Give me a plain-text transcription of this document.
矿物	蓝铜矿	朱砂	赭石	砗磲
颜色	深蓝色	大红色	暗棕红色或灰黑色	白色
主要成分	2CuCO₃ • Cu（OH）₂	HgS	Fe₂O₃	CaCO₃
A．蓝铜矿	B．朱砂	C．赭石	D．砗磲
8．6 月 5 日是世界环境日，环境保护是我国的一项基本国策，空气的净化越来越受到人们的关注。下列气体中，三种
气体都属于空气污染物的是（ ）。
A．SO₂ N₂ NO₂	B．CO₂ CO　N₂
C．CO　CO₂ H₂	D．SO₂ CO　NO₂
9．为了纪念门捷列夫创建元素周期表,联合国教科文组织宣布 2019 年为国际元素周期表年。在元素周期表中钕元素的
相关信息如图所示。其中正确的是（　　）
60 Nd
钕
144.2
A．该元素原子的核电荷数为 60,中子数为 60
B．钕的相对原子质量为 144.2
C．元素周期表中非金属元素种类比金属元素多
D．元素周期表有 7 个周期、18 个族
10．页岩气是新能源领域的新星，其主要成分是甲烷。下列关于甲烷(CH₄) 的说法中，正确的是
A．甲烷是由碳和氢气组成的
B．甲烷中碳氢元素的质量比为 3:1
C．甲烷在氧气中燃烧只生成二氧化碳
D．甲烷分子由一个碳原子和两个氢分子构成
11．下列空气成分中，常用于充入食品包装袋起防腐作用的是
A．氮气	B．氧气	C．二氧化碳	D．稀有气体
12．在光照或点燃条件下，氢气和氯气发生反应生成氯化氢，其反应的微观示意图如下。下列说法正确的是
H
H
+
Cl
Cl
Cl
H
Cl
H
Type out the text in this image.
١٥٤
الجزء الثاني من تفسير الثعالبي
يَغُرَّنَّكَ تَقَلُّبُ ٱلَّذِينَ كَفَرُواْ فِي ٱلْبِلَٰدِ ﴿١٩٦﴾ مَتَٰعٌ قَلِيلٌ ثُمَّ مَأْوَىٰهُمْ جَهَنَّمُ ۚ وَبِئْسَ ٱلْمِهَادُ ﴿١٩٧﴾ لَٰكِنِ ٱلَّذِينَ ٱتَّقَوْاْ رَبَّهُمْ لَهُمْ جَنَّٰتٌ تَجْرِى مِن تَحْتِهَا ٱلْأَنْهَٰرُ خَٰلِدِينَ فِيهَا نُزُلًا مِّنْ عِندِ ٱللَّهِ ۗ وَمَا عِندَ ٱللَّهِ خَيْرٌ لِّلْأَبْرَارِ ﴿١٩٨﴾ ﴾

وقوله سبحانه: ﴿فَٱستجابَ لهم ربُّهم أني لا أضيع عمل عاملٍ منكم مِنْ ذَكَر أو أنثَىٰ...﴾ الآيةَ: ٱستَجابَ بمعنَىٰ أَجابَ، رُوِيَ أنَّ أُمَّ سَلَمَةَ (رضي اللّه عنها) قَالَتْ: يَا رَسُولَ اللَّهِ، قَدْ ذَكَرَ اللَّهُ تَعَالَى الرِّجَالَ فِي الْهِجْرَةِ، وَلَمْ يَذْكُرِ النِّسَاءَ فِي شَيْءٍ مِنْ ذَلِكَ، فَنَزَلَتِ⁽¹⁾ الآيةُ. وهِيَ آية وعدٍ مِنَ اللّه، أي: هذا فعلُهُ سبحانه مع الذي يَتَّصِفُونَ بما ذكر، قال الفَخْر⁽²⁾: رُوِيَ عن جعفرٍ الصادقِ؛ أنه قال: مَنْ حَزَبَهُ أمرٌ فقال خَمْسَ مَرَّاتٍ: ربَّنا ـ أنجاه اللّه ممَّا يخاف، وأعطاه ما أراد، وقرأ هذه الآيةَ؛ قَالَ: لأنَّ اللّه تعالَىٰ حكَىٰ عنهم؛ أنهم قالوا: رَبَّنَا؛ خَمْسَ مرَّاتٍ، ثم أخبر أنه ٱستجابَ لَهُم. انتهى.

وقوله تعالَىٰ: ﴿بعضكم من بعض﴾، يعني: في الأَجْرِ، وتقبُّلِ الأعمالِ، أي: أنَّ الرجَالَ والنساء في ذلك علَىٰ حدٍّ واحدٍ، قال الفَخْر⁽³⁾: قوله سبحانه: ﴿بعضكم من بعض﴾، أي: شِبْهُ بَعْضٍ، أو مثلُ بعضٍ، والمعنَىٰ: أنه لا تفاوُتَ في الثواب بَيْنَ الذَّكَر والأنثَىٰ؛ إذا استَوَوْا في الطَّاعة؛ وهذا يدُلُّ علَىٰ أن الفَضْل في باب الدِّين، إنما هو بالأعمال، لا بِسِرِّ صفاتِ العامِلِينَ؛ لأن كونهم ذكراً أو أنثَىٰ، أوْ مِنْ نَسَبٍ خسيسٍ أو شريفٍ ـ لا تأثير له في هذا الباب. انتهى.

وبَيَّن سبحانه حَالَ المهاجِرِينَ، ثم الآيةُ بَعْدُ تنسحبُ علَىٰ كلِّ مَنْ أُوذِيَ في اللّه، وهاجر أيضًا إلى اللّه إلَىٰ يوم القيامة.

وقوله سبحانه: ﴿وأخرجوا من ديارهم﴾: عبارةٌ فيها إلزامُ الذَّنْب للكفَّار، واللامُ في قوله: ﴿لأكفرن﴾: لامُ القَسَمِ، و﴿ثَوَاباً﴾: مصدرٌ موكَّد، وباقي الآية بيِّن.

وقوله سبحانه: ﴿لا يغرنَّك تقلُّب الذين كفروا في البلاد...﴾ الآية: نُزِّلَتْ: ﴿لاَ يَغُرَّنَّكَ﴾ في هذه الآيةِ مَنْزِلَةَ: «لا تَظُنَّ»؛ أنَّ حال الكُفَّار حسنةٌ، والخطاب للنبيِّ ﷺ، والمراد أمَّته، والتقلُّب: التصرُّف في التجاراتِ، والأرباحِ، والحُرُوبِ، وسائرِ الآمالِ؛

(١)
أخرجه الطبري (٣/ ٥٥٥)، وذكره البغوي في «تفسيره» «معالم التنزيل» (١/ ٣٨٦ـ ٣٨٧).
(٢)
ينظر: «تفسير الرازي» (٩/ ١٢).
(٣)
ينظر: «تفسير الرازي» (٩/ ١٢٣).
● ● ● ●
*Your goal:*
Copy each line of the records containing the string "text".

*Exercise answer:*
Give me a plain-text transcription of this document.
Type out the text in this image.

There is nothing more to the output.